What the task requires
From the entries below, pull out each line where "this" appears.

Raw data
_ _ _

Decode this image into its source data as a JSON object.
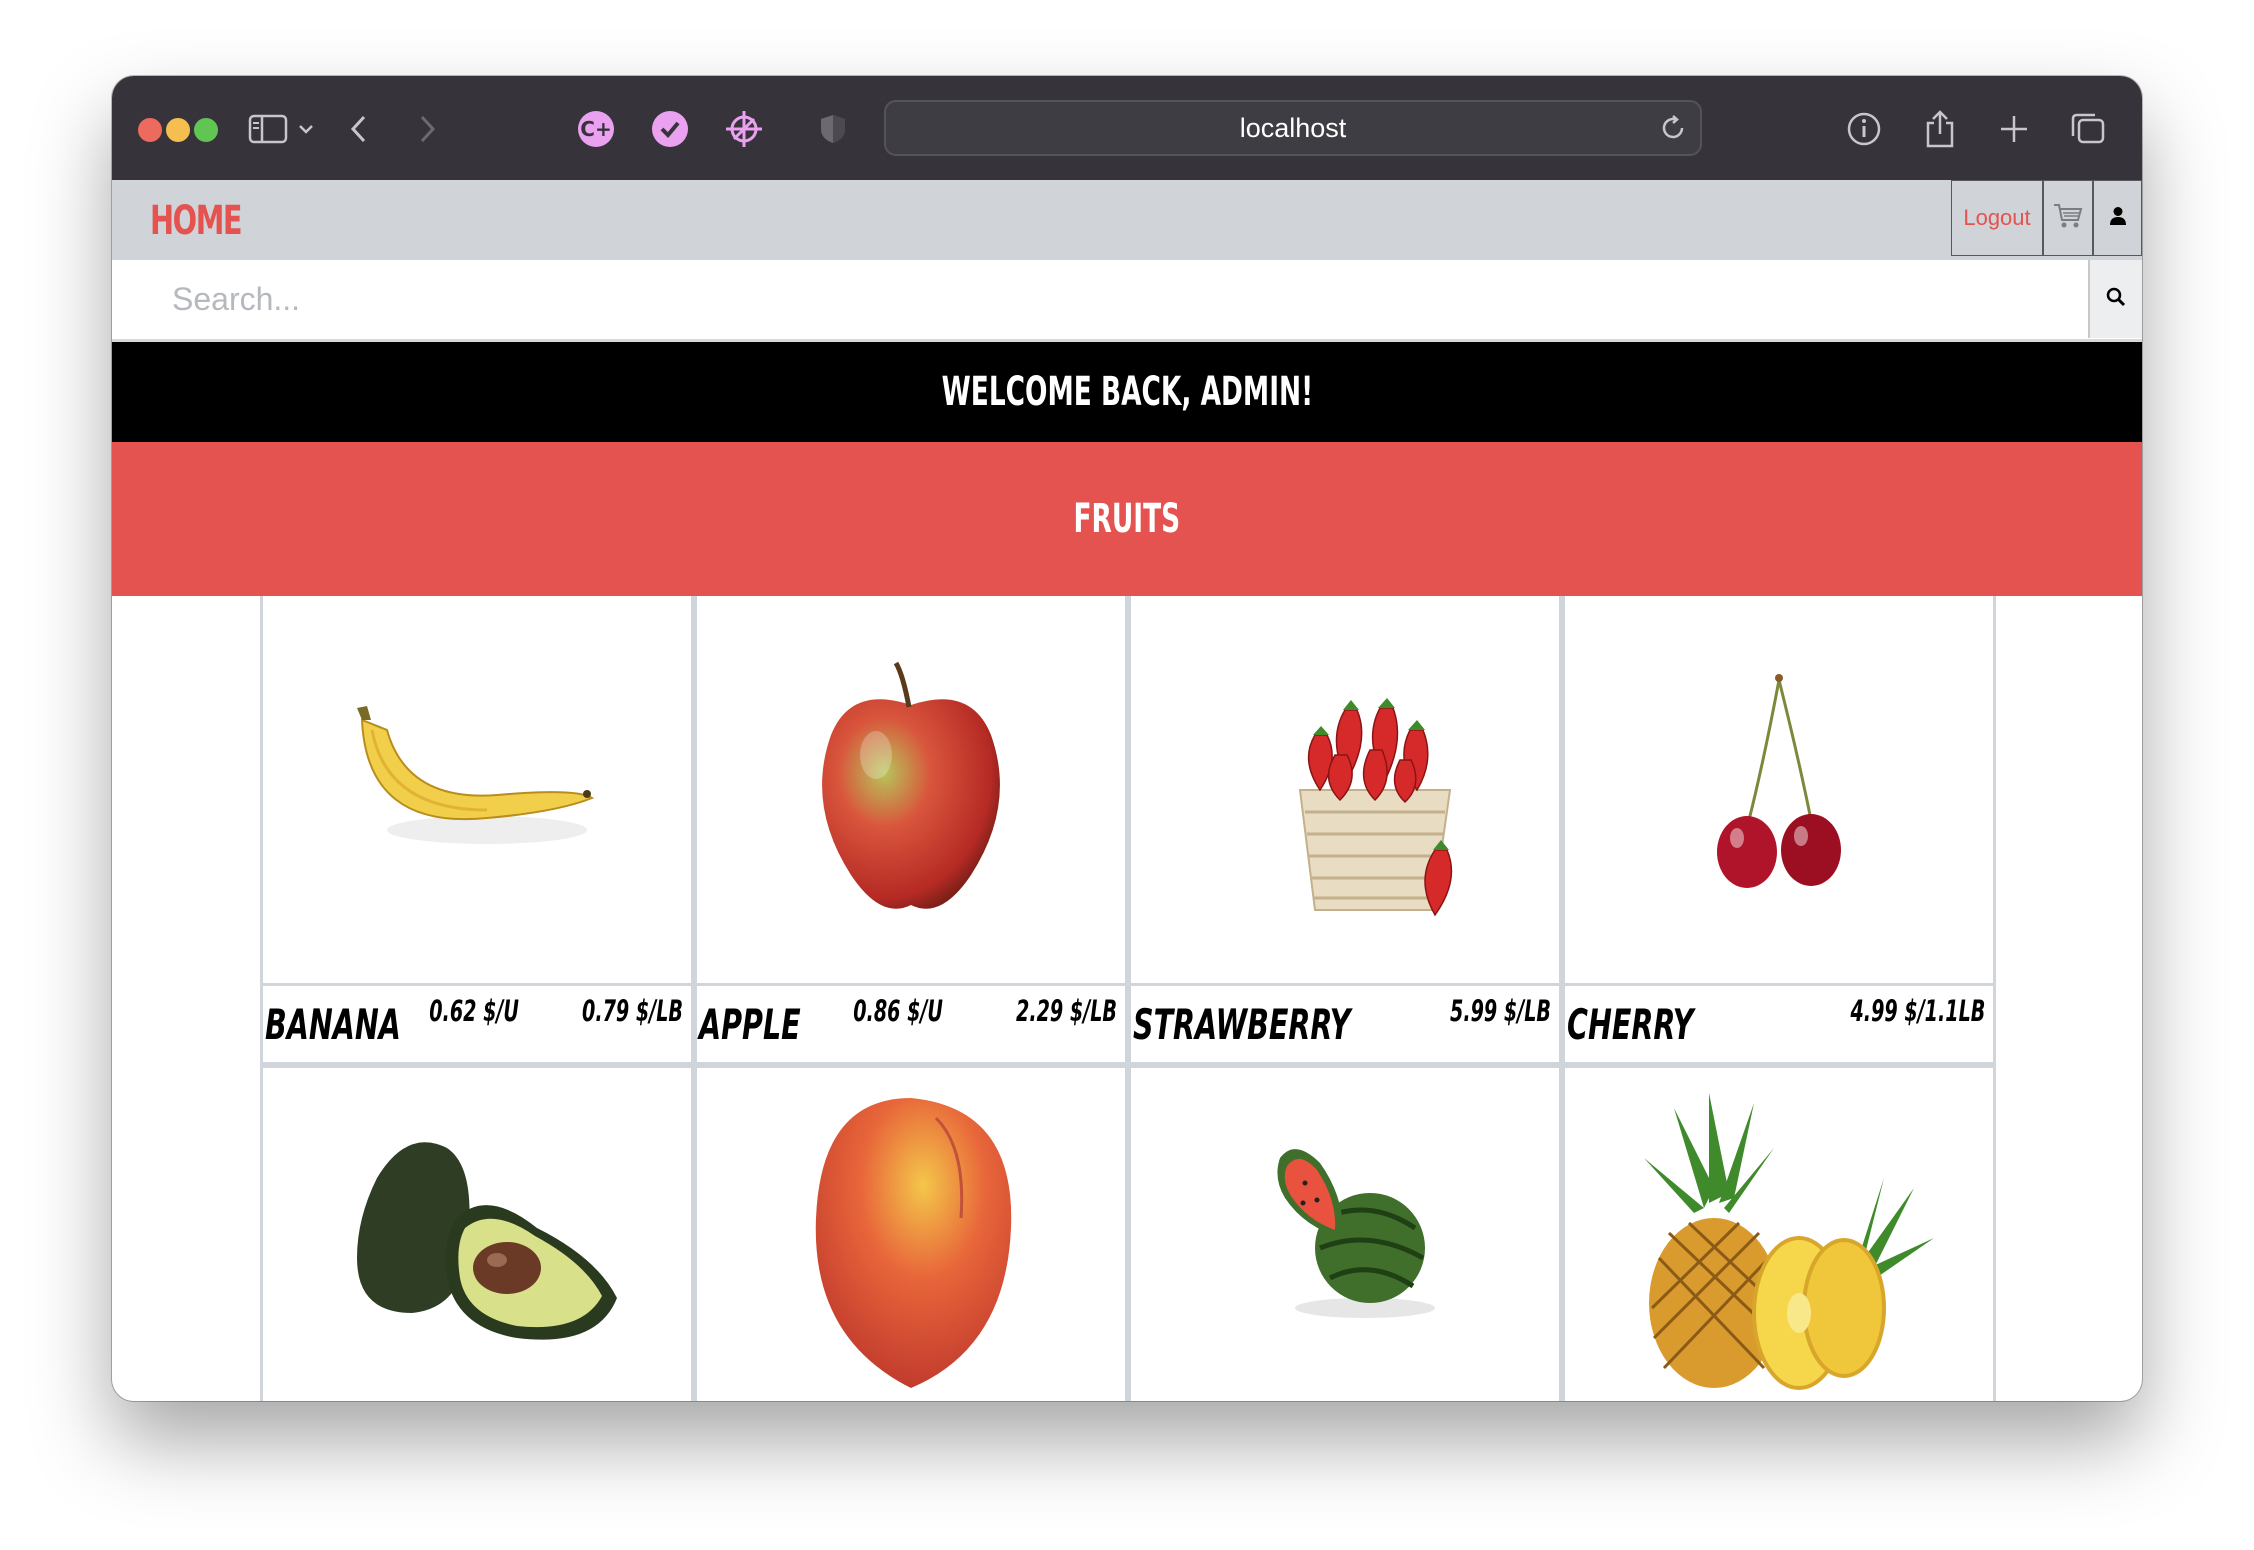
{
  "browser": {
    "url": "localhost"
  },
  "nav": {
    "home": "HOME",
    "logout": "Logout"
  },
  "search": {
    "placeholder": "Search..."
  },
  "welcome": "WELCOME BACK, ADMIN!",
  "section_title": "FRUITS",
  "products": [
    {
      "name": "BANANA",
      "price_unit": "0.62 $/U",
      "price_weight": "0.79 $/LB",
      "image": "banana"
    },
    {
      "name": "APPLE",
      "price_unit": "0.86 $/U",
      "price_weight": "2.29 $/LB",
      "image": "apple"
    },
    {
      "name": "STRAWBERRY",
      "price_weight": "5.99 $/LB",
      "image": "strawberries"
    },
    {
      "name": "CHERRY",
      "price_weight": "4.99 $/1.1LB",
      "image": "cherries"
    },
    {
      "image": "avocado"
    },
    {
      "image": "peach"
    },
    {
      "image": "watermelon"
    },
    {
      "image": "pineapple"
    }
  ],
  "colors": {
    "accent": "#e4534f",
    "nav_bg": "#d0d4d9",
    "toolbar_bg": "#36343a"
  }
}
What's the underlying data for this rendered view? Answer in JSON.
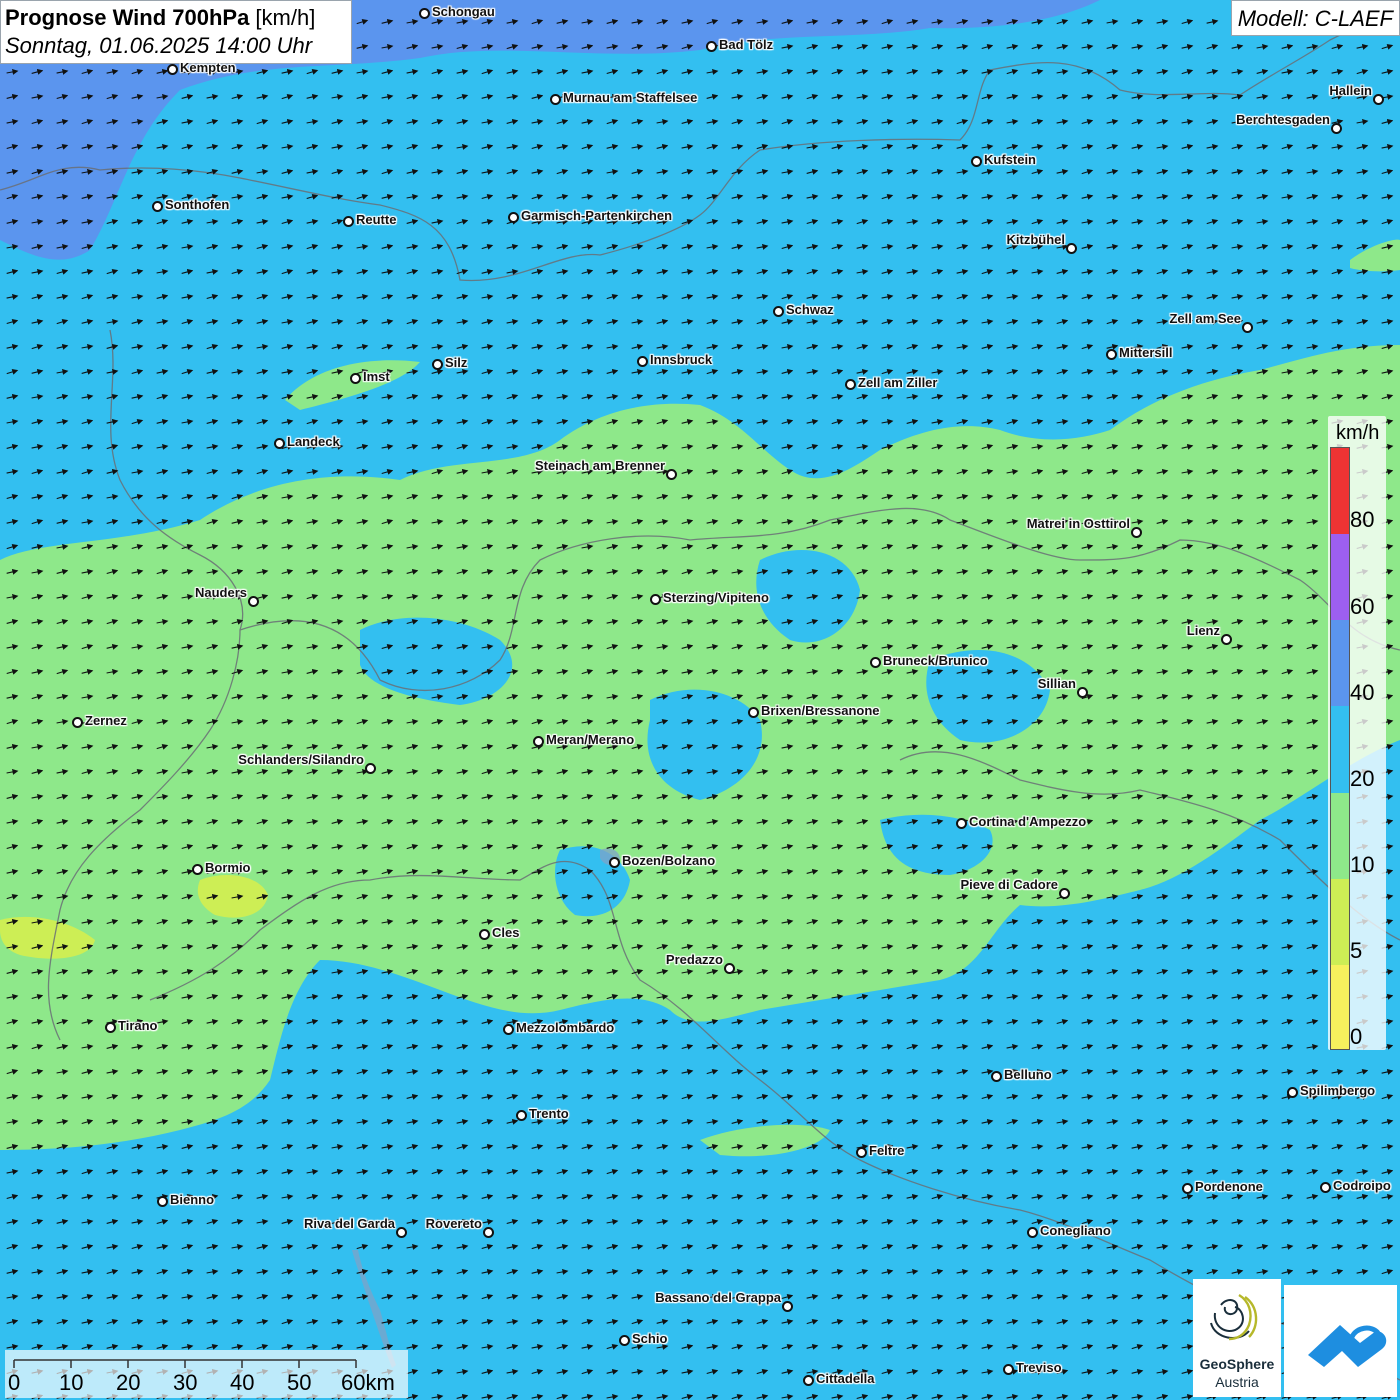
{
  "title": {
    "bold": "Prognose Wind 700hPa",
    "unit": " [km/h]",
    "date": "Sonntag, 01.06.2025 14:00 Uhr"
  },
  "model": "Modell: C-LAEF",
  "legend": {
    "unit": "km/h",
    "labels": [
      "80",
      "60",
      "40",
      "20",
      "10",
      "5",
      "0"
    ],
    "colors": [
      "#ee3333",
      "#9d5ff0",
      "#5b95ee",
      "#33bff0",
      "#8ee88a",
      "#cdee55",
      "#f7f15d"
    ]
  },
  "scalebar": {
    "labels": [
      "0",
      "10",
      "20",
      "30",
      "40",
      "50",
      "60km"
    ]
  },
  "logo": {
    "line1": "GeoSphere",
    "line2": "Austria"
  },
  "colors": {
    "wind_below_5": "#f7f15d",
    "wind_5_10": "#cdee55",
    "wind_10_20": "#8ee88a",
    "wind_20_40": "#33bff0",
    "wind_40_60": "#5b95ee",
    "wind_60_80": "#9d5ff0",
    "wind_over_80": "#ee3333"
  },
  "cities": [
    "Schongau",
    "Bad Tölz",
    "Kempten",
    "Murnau am Staffelsee",
    "Hallein",
    "Berchtesgaden",
    "Kufstein",
    "Sonthofen",
    "Reutte",
    "Garmisch-Partenkirchen",
    "Kitzbühel",
    "Schwaz",
    "Zell am See",
    "Mittersill",
    "Innsbruck",
    "Silz",
    "Imst",
    "Zell am Ziller",
    "Landeck",
    "Steinach am Brenner",
    "Matrei in Osttirol",
    "Nauders",
    "Sterzing/Vipiteno",
    "Lienz",
    "Bruneck/Brunico",
    "Sillian",
    "Brixen/Bressanone",
    "Zernez",
    "Meran/Merano",
    "Schlanders/Silandro",
    "Cortina d'Ampezzo",
    "Bozen/Bolzano",
    "Bormio",
    "Pieve di Cadore",
    "Cles",
    "Predazzo",
    "Tirano",
    "Mezzolombardo",
    "Belluno",
    "Spilimbergo",
    "Trento",
    "Feltre",
    "Pordenone",
    "Codroipo",
    "Bienno",
    "Riva del Garda",
    "Rovereto",
    "Conegliano",
    "Bassano del Grappa",
    "Schio",
    "Treviso",
    "Cittadella"
  ]
}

_ _ _

Full response
Decode this image into its source data as a JSON object.
What's the underlying data for this rendered view? Answer in JSON.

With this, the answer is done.